_Given passage_:
--- --- ---

In the source code, "userinput.cpp" appears to have support for a "scripted mode", based on whether the caller is a tty. However, I am not sure whether this is implemented.
My go to is:
1) open a new file in gedit
2) add #!/bin/bash
3) run the CLI program interactively
4) kill it just after entering the Iast option
5) copy the prompt & answers from the terminal to the text editor
6) delete all prompt, but keep the answers, in order, one per line, watch for trailing ":"
7) anything i'm likely to vary, I replace with a variable. E.g. If my answer for pixel size was 1.2, I would instead put $pixelSize and at the top of the file define pixelSize=$1 (or a fixed val)
8) on the line just prior to your first option:
program-name << eof
9) following your last line
10) there are a number of ways to then run this in parallel, my favorite is to use the cli to "gnu parallel" which you can find plenty of info for out on the wild wild web
Thanks himesb for your response. I think this can work for me.
I can see how gnu parallel might be used to dispatch many different refinement jobs, but I'm wondering what needs to be done to have multiple workers process the same job -- I'm not sure that dispatching N jobs with the same parameters will actually allow multiprocessing of the same refinement. Any thoughts?
You can use the inputs "first particle to refine" and "last particle to refine" to split the job up. I.e. if you have 10000 particles and want to run 10 processes, you run the job 10 times, but with first/last particle set to 1-1000, 1001-2000, 2001-3000 etc. You then need to append all the resulting .par files together to get the final output.

--- --- ---

_Recorded data_:

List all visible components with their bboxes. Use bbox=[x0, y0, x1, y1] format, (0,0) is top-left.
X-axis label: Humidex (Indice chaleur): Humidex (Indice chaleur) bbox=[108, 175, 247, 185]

--- --- ---

_Prompt 1_:
Rewrite the paragraph of the forum thread on scripting the CLI program that begins "You can use the inputs" as a short bulleted list, keeping its main facts.
_Prompt 2_:
Carry on the forum thread on scripting the CLI program by writing the next post after its final one.

_Exercise response 1_:
- Split the job using the "first particle to refine" and "last particle to refine" inputs.
- For example, 10000 particles across 10 processes means running the job 10 times, with first/last particle set to 1-1000, 1001-2000, 2001-3000, and so on.
- Afterward, append all the resulting .par files together to get the final output.

_Exercise response 2_:
I would also like to be able to run things like a long series of 2D class averaging runs "headless" on our HPC using an sbatch script. If there is an way to do this or a place to find the commands somewhere in the docs that would be really helpful.
Right now, there is no way to run cisTEM outside of the GUI in a way that will integrate with a cisTEM project. You can run the programs, but then you have to keep track of the data and do all the parallelisation yourself with scripting. I'm afraid there is not really any documentation for this, however if you run the program yourself it will ask you for inputs, and there is some very small help available by answering ? to the question. For 2D classification, you would be running the refine2d program, and if you want to do parallelisation, then you will also need the merge2d program.
Is there a reason you cannot run cisTEM on your cluster with the jobs launched through the GUI?